[Some records]

• • • • •

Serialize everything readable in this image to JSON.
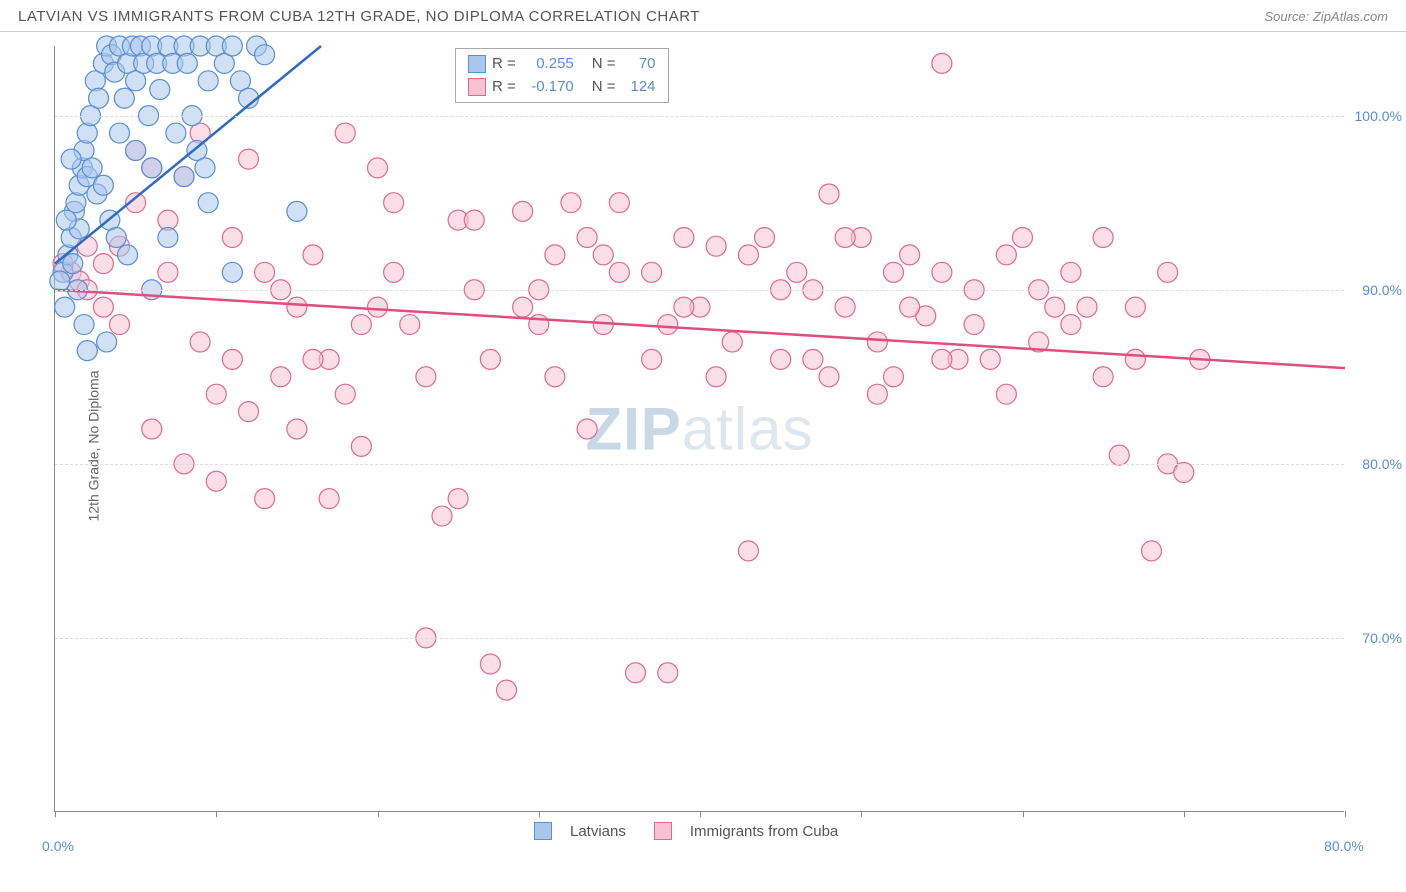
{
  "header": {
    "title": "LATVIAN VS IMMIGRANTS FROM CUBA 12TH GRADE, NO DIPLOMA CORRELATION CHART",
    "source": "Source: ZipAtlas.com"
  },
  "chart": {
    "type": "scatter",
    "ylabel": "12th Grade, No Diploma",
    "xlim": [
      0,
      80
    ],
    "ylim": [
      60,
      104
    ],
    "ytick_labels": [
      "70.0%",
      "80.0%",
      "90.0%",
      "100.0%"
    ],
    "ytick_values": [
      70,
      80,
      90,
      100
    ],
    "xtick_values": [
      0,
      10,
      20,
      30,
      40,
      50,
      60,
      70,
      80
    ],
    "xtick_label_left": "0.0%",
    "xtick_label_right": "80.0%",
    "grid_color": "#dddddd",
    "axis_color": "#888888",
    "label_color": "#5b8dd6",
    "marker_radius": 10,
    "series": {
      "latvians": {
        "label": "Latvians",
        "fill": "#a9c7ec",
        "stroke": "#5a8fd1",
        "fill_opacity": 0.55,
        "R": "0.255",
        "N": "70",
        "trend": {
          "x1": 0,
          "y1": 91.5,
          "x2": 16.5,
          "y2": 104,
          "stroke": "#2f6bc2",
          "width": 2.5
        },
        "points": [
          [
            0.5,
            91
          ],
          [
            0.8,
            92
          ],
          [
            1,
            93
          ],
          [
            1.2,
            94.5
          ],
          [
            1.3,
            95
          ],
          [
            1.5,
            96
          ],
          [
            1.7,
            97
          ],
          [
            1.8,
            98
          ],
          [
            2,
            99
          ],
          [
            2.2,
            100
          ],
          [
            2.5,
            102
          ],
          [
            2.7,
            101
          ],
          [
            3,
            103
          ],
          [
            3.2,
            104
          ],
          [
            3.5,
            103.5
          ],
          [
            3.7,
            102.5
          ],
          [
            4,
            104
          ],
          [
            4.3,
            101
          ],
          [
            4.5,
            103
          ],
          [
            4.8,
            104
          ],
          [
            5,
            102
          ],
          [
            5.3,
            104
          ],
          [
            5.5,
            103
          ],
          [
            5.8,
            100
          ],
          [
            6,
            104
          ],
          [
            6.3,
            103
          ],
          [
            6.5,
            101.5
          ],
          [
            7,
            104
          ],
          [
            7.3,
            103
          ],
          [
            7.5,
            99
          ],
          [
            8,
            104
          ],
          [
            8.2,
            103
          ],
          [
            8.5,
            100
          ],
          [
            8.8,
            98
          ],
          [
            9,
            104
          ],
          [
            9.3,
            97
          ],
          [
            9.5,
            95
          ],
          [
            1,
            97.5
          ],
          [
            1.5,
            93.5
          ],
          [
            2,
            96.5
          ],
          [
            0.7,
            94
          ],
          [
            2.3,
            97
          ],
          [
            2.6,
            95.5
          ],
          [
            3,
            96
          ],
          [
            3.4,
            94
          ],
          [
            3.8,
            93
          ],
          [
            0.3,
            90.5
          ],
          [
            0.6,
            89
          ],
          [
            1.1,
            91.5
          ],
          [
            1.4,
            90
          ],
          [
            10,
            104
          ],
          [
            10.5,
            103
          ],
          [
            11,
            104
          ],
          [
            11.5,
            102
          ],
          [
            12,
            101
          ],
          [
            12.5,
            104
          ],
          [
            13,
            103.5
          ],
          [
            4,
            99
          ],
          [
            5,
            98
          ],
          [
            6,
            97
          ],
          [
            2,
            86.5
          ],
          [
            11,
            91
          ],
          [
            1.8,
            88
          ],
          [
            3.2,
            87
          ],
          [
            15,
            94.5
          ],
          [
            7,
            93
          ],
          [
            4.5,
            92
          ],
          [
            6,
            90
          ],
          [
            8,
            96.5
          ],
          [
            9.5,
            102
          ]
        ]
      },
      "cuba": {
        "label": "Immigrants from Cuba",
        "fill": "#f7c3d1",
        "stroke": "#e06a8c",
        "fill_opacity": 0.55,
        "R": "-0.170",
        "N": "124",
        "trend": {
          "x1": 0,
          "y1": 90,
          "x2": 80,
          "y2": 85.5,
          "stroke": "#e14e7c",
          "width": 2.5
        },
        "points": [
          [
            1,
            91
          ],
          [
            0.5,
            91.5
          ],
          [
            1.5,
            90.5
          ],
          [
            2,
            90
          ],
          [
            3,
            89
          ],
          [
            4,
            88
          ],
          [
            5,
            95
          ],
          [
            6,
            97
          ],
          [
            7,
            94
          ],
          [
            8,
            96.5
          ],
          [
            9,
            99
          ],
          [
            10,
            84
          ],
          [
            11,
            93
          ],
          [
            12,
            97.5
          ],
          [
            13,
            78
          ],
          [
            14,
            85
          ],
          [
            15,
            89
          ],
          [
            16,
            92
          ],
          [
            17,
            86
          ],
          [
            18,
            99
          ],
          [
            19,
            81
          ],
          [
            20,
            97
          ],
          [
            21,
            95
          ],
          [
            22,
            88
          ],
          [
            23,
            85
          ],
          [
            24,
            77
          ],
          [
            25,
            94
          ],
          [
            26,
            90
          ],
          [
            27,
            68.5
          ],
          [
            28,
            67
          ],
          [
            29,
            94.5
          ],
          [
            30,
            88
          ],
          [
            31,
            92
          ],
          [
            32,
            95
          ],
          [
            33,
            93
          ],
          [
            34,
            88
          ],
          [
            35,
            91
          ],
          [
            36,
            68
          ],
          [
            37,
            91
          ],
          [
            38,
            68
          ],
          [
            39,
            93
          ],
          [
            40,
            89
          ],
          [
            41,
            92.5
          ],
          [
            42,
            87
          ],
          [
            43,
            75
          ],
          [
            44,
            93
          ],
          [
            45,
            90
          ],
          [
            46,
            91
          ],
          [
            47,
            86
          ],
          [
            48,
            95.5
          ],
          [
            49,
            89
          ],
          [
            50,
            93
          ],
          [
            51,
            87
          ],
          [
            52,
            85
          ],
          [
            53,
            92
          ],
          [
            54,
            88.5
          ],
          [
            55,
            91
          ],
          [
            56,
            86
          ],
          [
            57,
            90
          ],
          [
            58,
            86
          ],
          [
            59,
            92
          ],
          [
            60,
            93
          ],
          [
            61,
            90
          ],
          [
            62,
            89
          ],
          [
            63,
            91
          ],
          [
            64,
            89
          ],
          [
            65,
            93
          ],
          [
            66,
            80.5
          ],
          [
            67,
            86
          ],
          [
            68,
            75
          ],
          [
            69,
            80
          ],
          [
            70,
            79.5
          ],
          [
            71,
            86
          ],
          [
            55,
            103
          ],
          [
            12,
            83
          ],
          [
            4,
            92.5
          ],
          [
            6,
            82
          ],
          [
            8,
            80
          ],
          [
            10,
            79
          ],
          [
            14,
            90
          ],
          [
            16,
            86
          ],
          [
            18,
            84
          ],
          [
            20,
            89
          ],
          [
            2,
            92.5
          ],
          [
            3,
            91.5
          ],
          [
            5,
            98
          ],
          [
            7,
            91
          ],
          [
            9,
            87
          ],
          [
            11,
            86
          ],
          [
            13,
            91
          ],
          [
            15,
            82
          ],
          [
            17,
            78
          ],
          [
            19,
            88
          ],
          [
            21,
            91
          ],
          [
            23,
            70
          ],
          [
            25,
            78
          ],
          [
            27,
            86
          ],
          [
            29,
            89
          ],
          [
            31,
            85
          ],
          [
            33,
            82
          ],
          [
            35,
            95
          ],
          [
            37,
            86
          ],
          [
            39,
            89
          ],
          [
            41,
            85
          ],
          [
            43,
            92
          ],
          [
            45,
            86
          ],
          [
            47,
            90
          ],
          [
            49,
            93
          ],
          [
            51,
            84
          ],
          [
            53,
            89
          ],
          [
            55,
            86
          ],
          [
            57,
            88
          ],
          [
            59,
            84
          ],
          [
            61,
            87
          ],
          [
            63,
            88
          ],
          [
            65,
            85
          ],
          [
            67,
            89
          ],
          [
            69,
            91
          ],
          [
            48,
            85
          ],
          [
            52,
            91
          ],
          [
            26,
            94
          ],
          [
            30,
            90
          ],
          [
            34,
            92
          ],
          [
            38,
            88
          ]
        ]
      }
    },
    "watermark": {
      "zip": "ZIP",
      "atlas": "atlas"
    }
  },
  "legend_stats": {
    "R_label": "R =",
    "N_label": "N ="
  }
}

• • • • •

Provide only the count of lines in the data above that include the string "stroke".

SOLUTION TO THIS PROBLEM | 4